Entries from a dataset:

--- begin ---

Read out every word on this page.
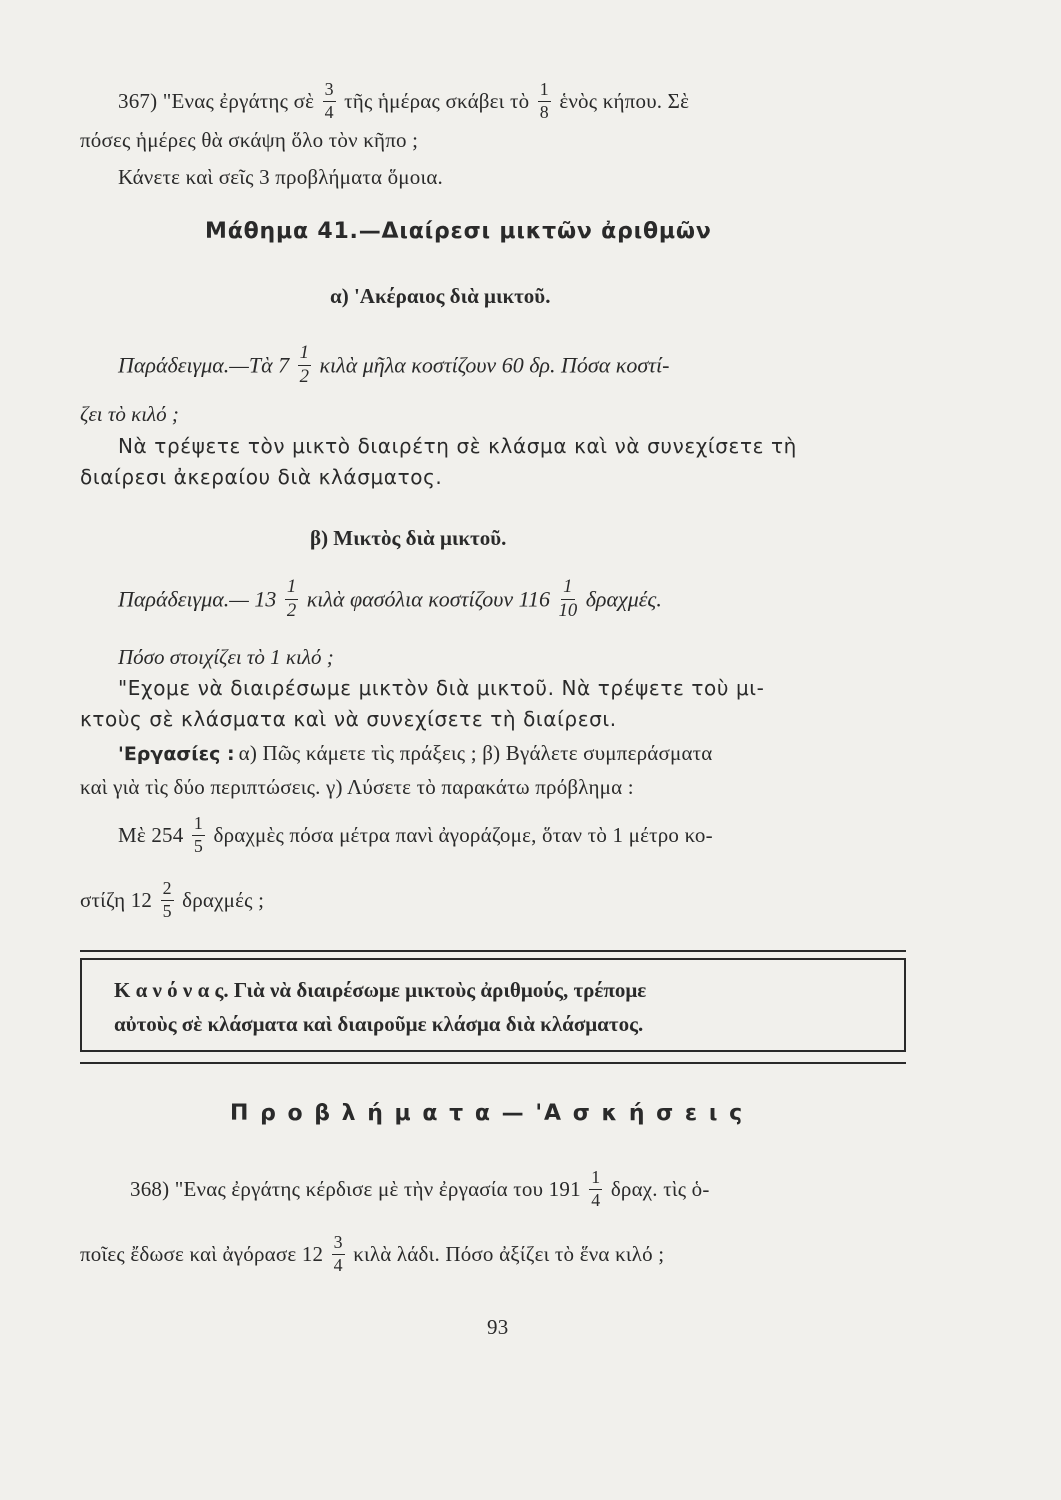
367) "Ενας ἐργάτης σὲ $\frac{3}{4}$ τῆς ἡμέρας σκάβει τὸ $\frac{1}{8}$ ἑνὸς κήπου. Σὲ
πόσες ἡμέρες θὰ σκάψη ὅλο τὸν κῆπο ;
Κάνετε καὶ σεῖς 3 προβλήματα ὅμοια.
Μάθημα 41.—Διαίρεσι μικτῶν ἀριθμῶν
α) 'Ακέραιος διὰ μικτοῦ.
Παράδειγμα.—Τὰ $7 \frac{1}{2}$ κιλὰ μῆλα κοστίζουν 60 δρ. Πόσα κοστί-
ζει τὸ κιλό ;
Νὰ τρέψετε τὸν μικτὸ διαιρέτη σὲ κλάσμα καὶ νὰ συνεχίσετε τὴ
διαίρεσι ἀκεραίου διὰ κλάσματος.
β) Μικτὸς διὰ μικτοῦ.
Παράδειγμα.— $13 \frac{1}{2}$ κιλὰ φασόλια κοστίζουν $116 \frac{1}{10} \delta\rho\alpha\chi\mu έ\varsigma$.
Πόσο στοιχίζει τὸ 1 κιλό ;
"Εχομε νὰ διαιρέσωμε μικτὸν διὰ μικτοῦ. Νὰ τρέψετε τοὺ μι-
κτοὺς σὲ κλάσματα καὶ νὰ συνεχίσετε τὴ διαίρεσι.
'Εργασίες : α) Πῶς κάμετε τὶς πράξεις ; β) Βγάλετε συμπεράσματα
καὶ γιὰ τὶς δύο περιπτώσεις. γ) Λύσετε τὸ παρακάτω πρόβλημα :
Μὲ $254 \frac{1}{5}$ δραχμὲς πόσα μέτρα πανὶ ἀγοράζομε, ὅταν τὸ 1 μέτρο κο-
στίζη $12 \frac{2}{5}$ δραχμές ;
Κ α ν ό ν α ς. Γιὰ νὰ διαιρέσωμε μικτοὺς ἀριθμούς, τρέπομε
αὐτοὺς σὲ κλάσματα καὶ διαιροῦμε κλάσμα διὰ κλάσματος.
Π ρ ο β λ ή μ α τ α — 'Α σ κ ή σ ε ι ς
368) "Ενας ἐργάτης κέρδισε μὲ τὴν ἐργασία του $191 \frac{1}{4} \delta\rho\alpha\chi$. τὶς ὁ-
ποῖες ἔδωσε καὶ ἀγόρασε $12 \frac{3}{4}$ κιλὰ λάδι. Πόσο ἀξίζει τὸ ἕνα κιλό ;
93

--- end ---

§ Exercise:
Pictures are excluded; copy all other data exactly as shown.

§ Solution to this problem:
Read out every word on this page.
367) "Ενας ἐργάτης σὲ $\frac{3}{4}$ τῆς ἡμέρας σκάβει τὸ $\frac{1}{8}$ ἑνὸς κήπου. Σὲ
πόσες ἡμέρες θὰ σκάψη ὅλο τὸν κῆπο ;
Κάνετε καὶ σεῖς 3 προβλήματα ὅμοια.
Μάθημα 41.—Διαίρεσι μικτῶν ἀριθμῶν
α) 'Ακέραιος διὰ μικτοῦ.
Παράδειγμα.—Τὰ $7 \frac{1}{2}$ κιλὰ μῆλα κοστίζουν 60 δρ. Πόσα κοστί-
ζει τὸ κιλό ;
Νὰ τρέψετε τὸν μικτὸ διαιρέτη σὲ κλάσμα καὶ νὰ συνεχίσετε τὴ
διαίρεσι ἀκεραίου διὰ κλάσματος.
β) Μικτὸς διὰ μικτοῦ.
Παράδειγμα.— $13 \frac{1}{2}$ κιλὰ φασόλια κοστίζουν $116 \frac{1}{10} \delta\rho\alpha\chi\mu έ\varsigma$.
Πόσο στοιχίζει τὸ 1 κιλό ;
"Εχομε νὰ διαιρέσωμε μικτὸν διὰ μικτοῦ. Νὰ τρέψετε τοὺ μι-
κτοὺς σὲ κλάσματα καὶ νὰ συνεχίσετε τὴ διαίρεσι.
'Εργασίες : α) Πῶς κάμετε τὶς πράξεις ; β) Βγάλετε συμπεράσματα
καὶ γιὰ τὶς δύο περιπτώσεις. γ) Λύσετε τὸ παρακάτω πρόβλημα :
Μὲ $254 \frac{1}{5}$ δραχμὲς πόσα μέτρα πανὶ ἀγοράζομε, ὅταν τὸ 1 μέτρο κο-
στίζη $12 \frac{2}{5}$ δραχμές ;
Κ α ν ό ν α ς. Γιὰ νὰ διαιρέσωμε μικτοὺς ἀριθμούς, τρέπομε
αὐτοὺς σὲ κλάσματα καὶ διαιροῦμε κλάσμα διὰ κλάσματος.
Π ρ ο β λ ή μ α τ α — 'Α σ κ ή σ ε ι ς
368) "Ενας ἐργάτης κέρδισε μὲ τὴν ἐργασία του $191 \frac{1}{4} \delta\rho\alpha\chi$. τὶς ὁ-
ποῖες ἔδωσε καὶ ἀγόρασε $12 \frac{3}{4}$ κιλὰ λάδι. Πόσο ἀξίζει τὸ ἕνα κιλό ;
93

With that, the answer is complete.